(WRITTEN INSTRUCTION):
Continue the excerpt on North Carolina limited driving privileges for people convicted of impaired driving in another state, starting after its last sentence.
## BEGIN EXCERPT PROVIDED
I’ve written several posts (the latest one here) about the availability of a limited driving privilege for a person whose driver’s license is revoked upon conviction of impaired driving in violation of G.S. 20-138.1. A limited driving privilege is a judgment issued in the discretion of the court authorizing a person with a revoked driver’s license to drive, for limited purposes and at limited times, during the period of the revocation. As none of the earlier posts discussed the circumstances in which a person who is convicted of impaired driving in another state or in federal court may obtain a limited driving privilege from a North Carolina court, this one will.
G.S. 20-179.3(b) provides that a person whose North Carolina driver’s license is revoked because of a conviction in another jurisdiction that is substantially similar to impaired driving under G.S. 20-138.1 is eligible for a limited driving privilege if he or she would have been eligible for it had the conviction occurred in North Carolina. You can read more here about the eligibility requirements for North Carolina DWI convictions. In general, they require that the person (1) have been punished at Level Three, Four, or Five, (2) have been validly licensed at the time of the offense, (3) not have a qualifying prior impaired driving conviction, (4) not have a subsequent conviction or unresolved charge for impaired driving, and (5) have a substance abuse assessment and furnish proof of financial responsibility. Even if a person’s out of state conviction satisfies the “substantially similar” criteria and the person meets the enumerated eligibility requirements, the person still must demonstrate that his or her North Carolina driver’s license was revoked, a requirement that significantly reduces the universe of eligible persons.
A few examples might help demonstrate the impact of this limitation.
Howard Henderson:  An NC resident with an out-of-state DWI conviction
Suppose that Howard Henderson, a North Carolina resident with a North Carolina driver’s license, drives while impaired while vacationing in Pennsylvania. Henderson subsequently is convicted in Pennsylvania of driving while impaired. Pennsylvania, one of the 46 states that is a member of the Drivers License Compact, reports the conviction to the North Carolina Division of Motor Vehicles (NC DMV). See 75 Pa. Cons. Stat. Ann. § 1581 (West) (requiring the “licensing authority of a party state [to] report each conviction of a person from another party state occurring within its jurisdiction to the licensing authority of the home state of the licensee”); cf. G.S. 20-4.24(a) (requiring that member states report a conviction for “[d]riving a motor vehicle while impaired”).
## END EXCERPT PROVIDED
## BEGIN ENTRIES SUPPLIED
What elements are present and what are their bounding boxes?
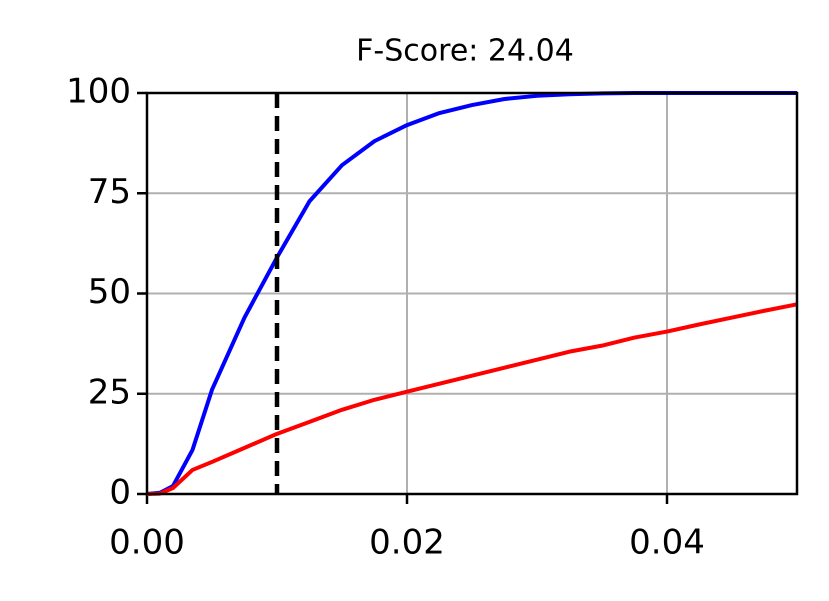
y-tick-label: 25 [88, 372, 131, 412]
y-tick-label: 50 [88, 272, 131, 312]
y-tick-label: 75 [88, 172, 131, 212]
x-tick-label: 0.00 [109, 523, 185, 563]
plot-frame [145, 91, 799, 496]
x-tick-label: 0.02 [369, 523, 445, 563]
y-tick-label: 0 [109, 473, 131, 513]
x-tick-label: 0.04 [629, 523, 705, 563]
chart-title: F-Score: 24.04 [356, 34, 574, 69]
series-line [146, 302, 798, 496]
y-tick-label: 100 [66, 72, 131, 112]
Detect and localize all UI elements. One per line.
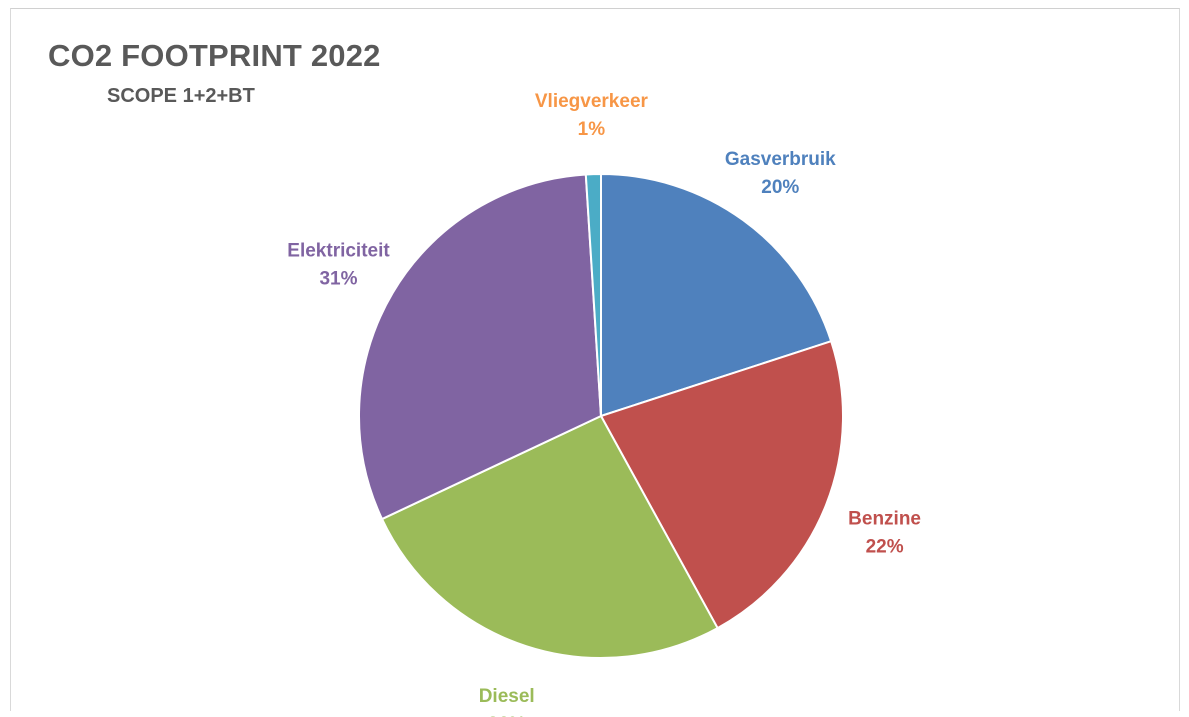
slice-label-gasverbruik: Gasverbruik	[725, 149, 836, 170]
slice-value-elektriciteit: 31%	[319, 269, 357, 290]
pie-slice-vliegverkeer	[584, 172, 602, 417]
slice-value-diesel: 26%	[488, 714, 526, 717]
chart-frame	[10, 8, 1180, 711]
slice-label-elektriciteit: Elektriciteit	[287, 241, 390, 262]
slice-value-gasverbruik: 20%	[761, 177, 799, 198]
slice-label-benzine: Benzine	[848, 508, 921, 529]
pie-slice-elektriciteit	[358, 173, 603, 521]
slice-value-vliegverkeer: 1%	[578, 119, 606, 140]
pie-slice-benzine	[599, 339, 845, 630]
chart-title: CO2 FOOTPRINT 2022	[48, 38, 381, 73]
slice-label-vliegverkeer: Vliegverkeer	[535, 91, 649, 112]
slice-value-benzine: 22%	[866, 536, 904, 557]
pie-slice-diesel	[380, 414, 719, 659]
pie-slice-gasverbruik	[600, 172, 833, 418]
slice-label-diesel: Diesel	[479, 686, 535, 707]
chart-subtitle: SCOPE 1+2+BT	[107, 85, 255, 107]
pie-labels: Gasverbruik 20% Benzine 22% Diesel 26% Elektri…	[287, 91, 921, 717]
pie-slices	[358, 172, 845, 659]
## END ENTRIES SUPPLIED
(TASK RESULT):
After receiving the report, NC DMV revokes Henderson’s driver’s license pursuant to G.S. 20-4.24(b), which requires that North Carolina give the same effect to a report of a conviction in a member state of driving a motor vehicle while impaired that it would give to a North Carolina conviction of impaired driving, and G.S. 20-17(a)(2), which requires NC DMV to revoke the license of any driver upon receiving a record for his conviction of impaired driving under G.S. 20-138.1. Cf. Hoenisch v. Com., Dept. of Transp., Bureau of Driver Licensing, 785 A.2d 969, 973 (Pa. 2001) (concluding that a conviction under G.S. 20-138.1 provides a sufficient basis for a reciprocal driver’s license suspension in Pennsylvania).
Given that Henderson’s North Carolina driver’s license was revoked, he is eligible for a limited driving privilege under G.S. 20-179.3 if meets the other eligibility requirements noted above. Henderson must file his application for a privilege with the clerk in duplicate, and a hearing on his application may be held a reasonable time after the clerk files a copy of the application with the district attorney’s office. G.S. 20-179.3(d).
The North Carolina Administrative Office of the Courts (AOC) has created a form petition for seeking such a limited privilege, AOC-CV-350, as well as a form privilege, AOC-CV-352. Because there is no existing North Carolina criminal case for such petitions to accompany, the AOC has directed clerks to establish these sorts of limited driving petitions as civil cases and to collect the appropriate civil filing fees. (I am hoping that our fearless blog leader, Professor Welty, has stopped reading by now. Otherwise he may kick this entire piece off the criminal law blog.)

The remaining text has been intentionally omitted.